> [Provided data]
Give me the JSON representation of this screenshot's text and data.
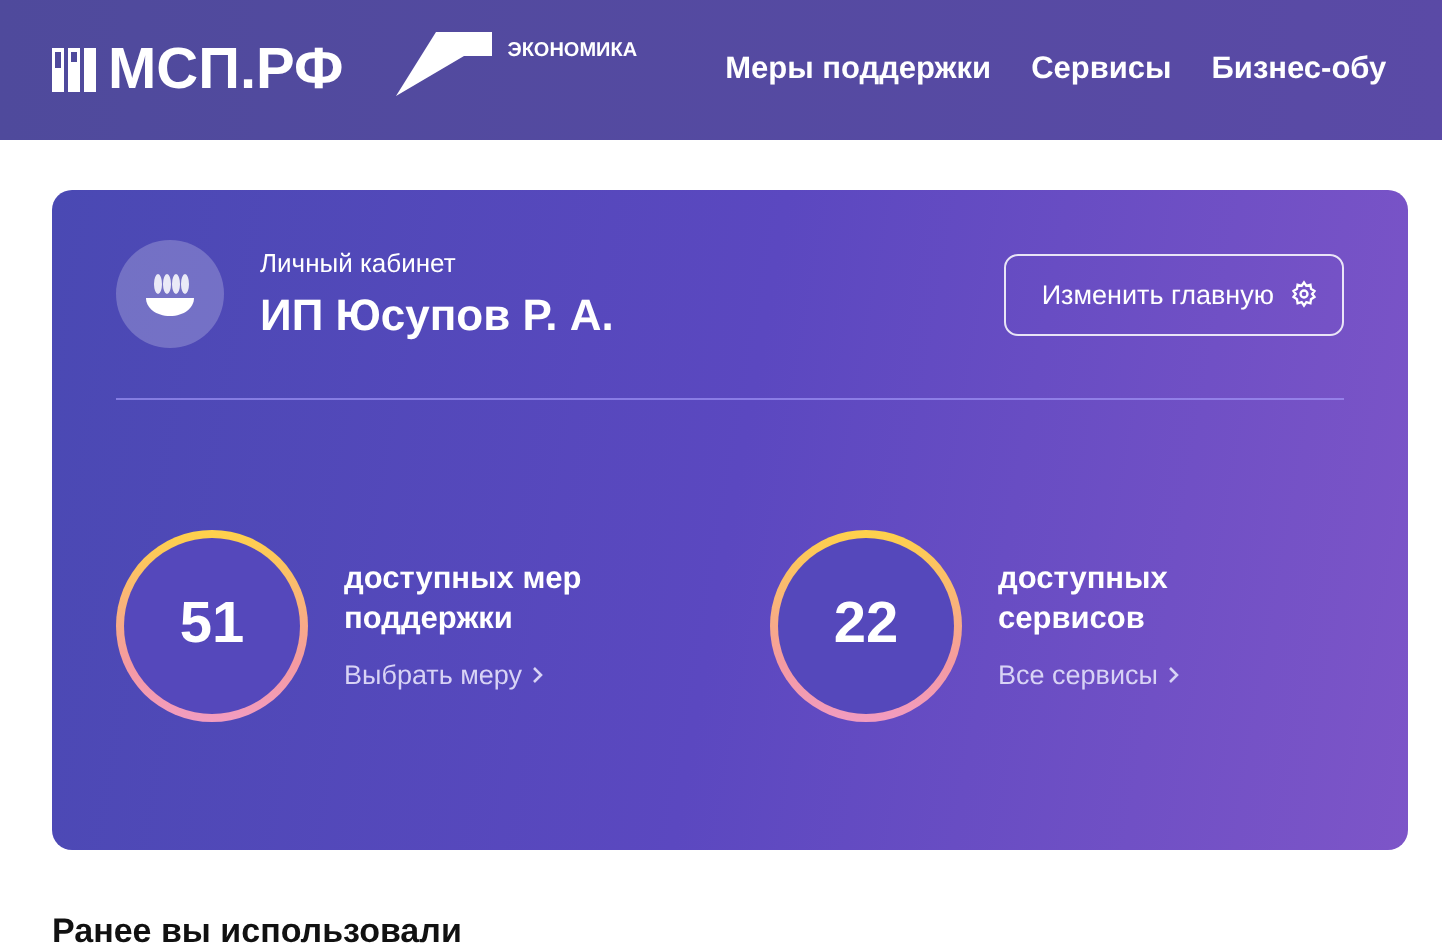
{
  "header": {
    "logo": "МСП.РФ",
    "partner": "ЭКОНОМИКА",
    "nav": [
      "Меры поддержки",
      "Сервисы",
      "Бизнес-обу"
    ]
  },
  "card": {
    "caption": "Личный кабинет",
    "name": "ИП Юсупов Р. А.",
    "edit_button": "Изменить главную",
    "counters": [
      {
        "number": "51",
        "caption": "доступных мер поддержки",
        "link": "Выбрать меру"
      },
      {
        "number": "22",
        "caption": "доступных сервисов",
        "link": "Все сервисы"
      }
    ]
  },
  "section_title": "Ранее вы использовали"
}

> [Work required] Find every line of the data that holds the string "поддержки", then say how many there are and nothing else.

> [Answer to the exercise] 2